YOUR OBJECTIVE » Pictures stay out of the copy; restate everything else in the material exactly.

Saved entries »
++++++++++
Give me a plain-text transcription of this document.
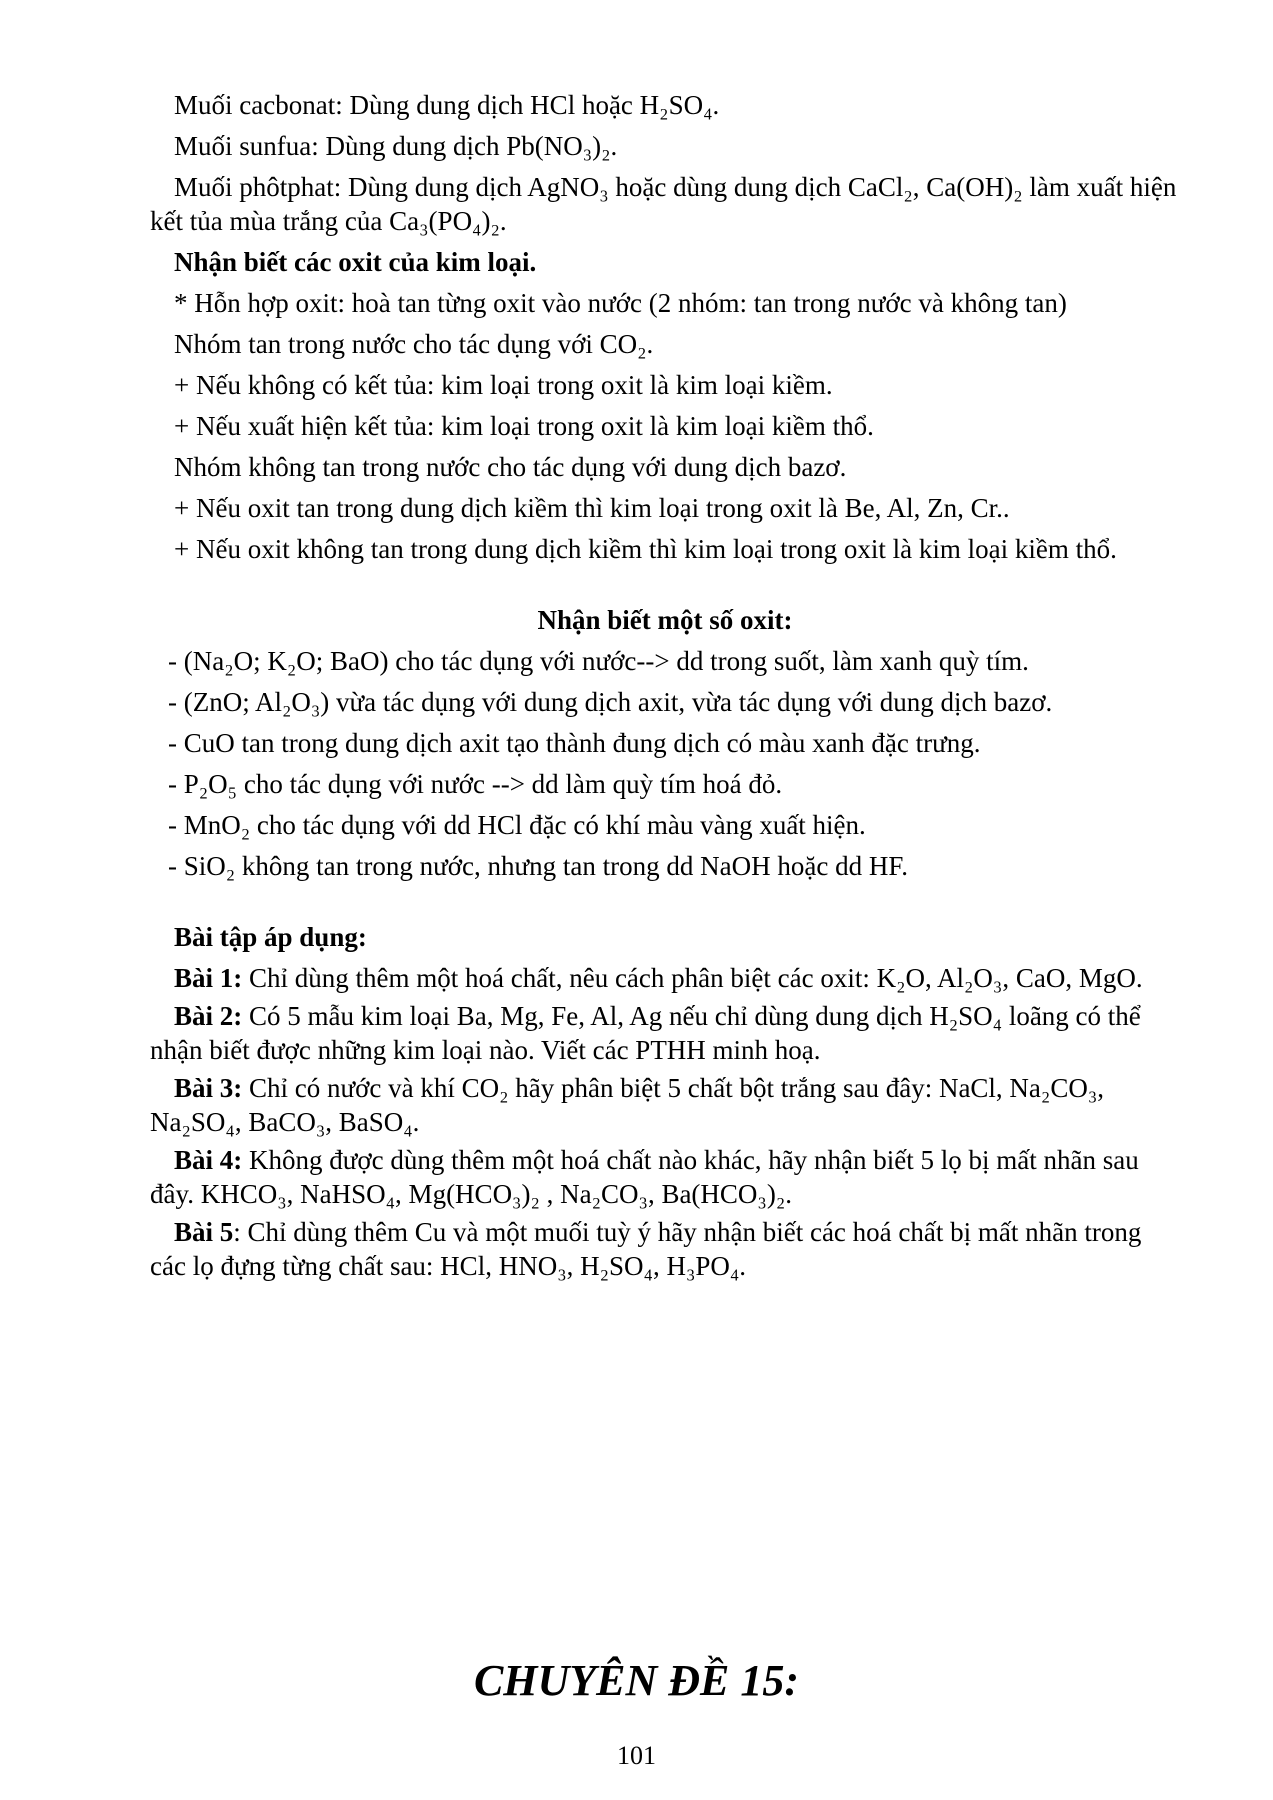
Muối cacbonat: Dùng dung dịch HCl hoặc H₂SO₄.

Muối sunfua: Dùng dung dịch Pb(NO₃)₂.

Muối phôtphat: Dùng dung dịch AgNO₃ hoặc dùng dung dịch CaCl₂, Ca(OH)₂ làm xuất hiện kết tủa mùa trắng của Ca₃(PO₄)₂.

Nhận biết các oxit của kim loại.

* Hỗn hợp oxit: hoà tan từng oxit vào nước (2 nhóm: tan trong nước và không tan)

Nhóm tan trong nước cho tác dụng với CO₂.

+ Nếu không có kết tủa: kim loại trong oxit là kim loại kiềm.

+ Nếu xuất hiện kết tủa: kim loại trong oxit là kim loại kiềm thổ.

Nhóm không tan trong nước cho tác dụng với dung dịch bazơ.

+ Nếu oxit tan trong dung dịch kiềm thì kim loại trong oxit là Be, Al, Zn, Cr..

+ Nếu oxit không tan trong dung dịch kiềm thì kim loại trong oxit là kim loại kiềm thổ.

Nhận biết một số oxit:

- (Na₂O; K₂O; BaO) cho tác dụng với nước--> dd trong suốt, làm xanh quỳ tím.

- (ZnO; Al₂O₃) vừa tác dụng với dung dịch axit, vừa tác dụng với dung dịch bazơ.

- CuO tan trong dung dịch axit tạo thành đung dịch có màu xanh đặc trưng.

- P₂O₅ cho tác dụng với nước --> dd làm quỳ tím hoá đỏ.

- MnO₂ cho tác dụng với dd HCl đặc có khí màu vàng xuất hiện.

- SiO₂ không tan trong nước, nhưng tan trong dd NaOH hoặc dd HF.

Bài tập áp dụng:

Bài 1: Chỉ dùng thêm một hoá chất, nêu cách phân biệt các oxit: K₂O, Al₂O₃, CaO, MgO.

Bài 2: Có 5 mẫu kim loại Ba, Mg, Fe, Al, Ag nếu chỉ dùng dung dịch H₂SO₄ loãng có thể nhận biết được những kim loại nào. Viết các PTHH minh hoạ.

Bài 3: Chỉ có nước và khí CO₂ hãy phân biệt 5 chất bột trắng sau đây: NaCl, Na₂CO₃, Na₂SO₄, BaCO₃, BaSO₄.

Bài 4: Không được dùng thêm một hoá chất nào khác, hãy nhận biết 5 lọ bị mất nhãn sau đây. KHCO₃, NaHSO₄, Mg(HCO₃)₂ , Na₂CO₃, Ba(HCO₃)₂.

Bài 5: Chỉ dùng thêm Cu và một muối tuỳ ý hãy nhận biết các hoá chất bị mất nhãn trong các lọ đựng từng chất sau: HCl, HNO₃, H₂SO₄, H₃PO₄.

CHUYÊN ĐỀ 15:
101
++++++++++
SOLUTION »
Give me a plain-text transcription of this document.
Muối cacbonat: Dùng dung dịch HCl hoặc H₂SO₄.

Muối sunfua: Dùng dung dịch Pb(NO₃)₂.

Muối phôtphat: Dùng dung dịch AgNO₃ hoặc dùng dung dịch CaCl₂, Ca(OH)₂ làm xuất hiện kết tủa mùa trắng của Ca₃(PO₄)₂.

Nhận biết các oxit của kim loại.

* Hỗn hợp oxit: hoà tan từng oxit vào nước (2 nhóm: tan trong nước và không tan)

Nhóm tan trong nước cho tác dụng với CO₂.

+ Nếu không có kết tủa: kim loại trong oxit là kim loại kiềm.

+ Nếu xuất hiện kết tủa: kim loại trong oxit là kim loại kiềm thổ.

Nhóm không tan trong nước cho tác dụng với dung dịch bazơ.

+ Nếu oxit tan trong dung dịch kiềm thì kim loại trong oxit là Be, Al, Zn, Cr..

+ Nếu oxit không tan trong dung dịch kiềm thì kim loại trong oxit là kim loại kiềm thổ.

Nhận biết một số oxit:

- (Na₂O; K₂O; BaO) cho tác dụng với nước--> dd trong suốt, làm xanh quỳ tím.

- (ZnO; Al₂O₃) vừa tác dụng với dung dịch axit, vừa tác dụng với dung dịch bazơ.

- CuO tan trong dung dịch axit tạo thành đung dịch có màu xanh đặc trưng.

- P₂O₅ cho tác dụng với nước --> dd làm quỳ tím hoá đỏ.

- MnO₂ cho tác dụng với dd HCl đặc có khí màu vàng xuất hiện.

- SiO₂ không tan trong nước, nhưng tan trong dd NaOH hoặc dd HF.

Bài tập áp dụng:

Bài 1: Chỉ dùng thêm một hoá chất, nêu cách phân biệt các oxit: K₂O, Al₂O₃, CaO, MgO.

Bài 2: Có 5 mẫu kim loại Ba, Mg, Fe, Al, Ag nếu chỉ dùng dung dịch H₂SO₄ loãng có thể nhận biết được những kim loại nào. Viết các PTHH minh hoạ.

Bài 3: Chỉ có nước và khí CO₂ hãy phân biệt 5 chất bột trắng sau đây: NaCl, Na₂CO₃, Na₂SO₄, BaCO₃, BaSO₄.

Bài 4: Không được dùng thêm một hoá chất nào khác, hãy nhận biết 5 lọ bị mất nhãn sau đây. KHCO₃, NaHSO₄, Mg(HCO₃)₂ , Na₂CO₃, Ba(HCO₃)₂.

Bài 5: Chỉ dùng thêm Cu và một muối tuỳ ý hãy nhận biết các hoá chất bị mất nhãn trong các lọ đựng từng chất sau: HCl, HNO₃, H₂SO₄, H₃PO₄.

CHUYÊN ĐỀ 15:
101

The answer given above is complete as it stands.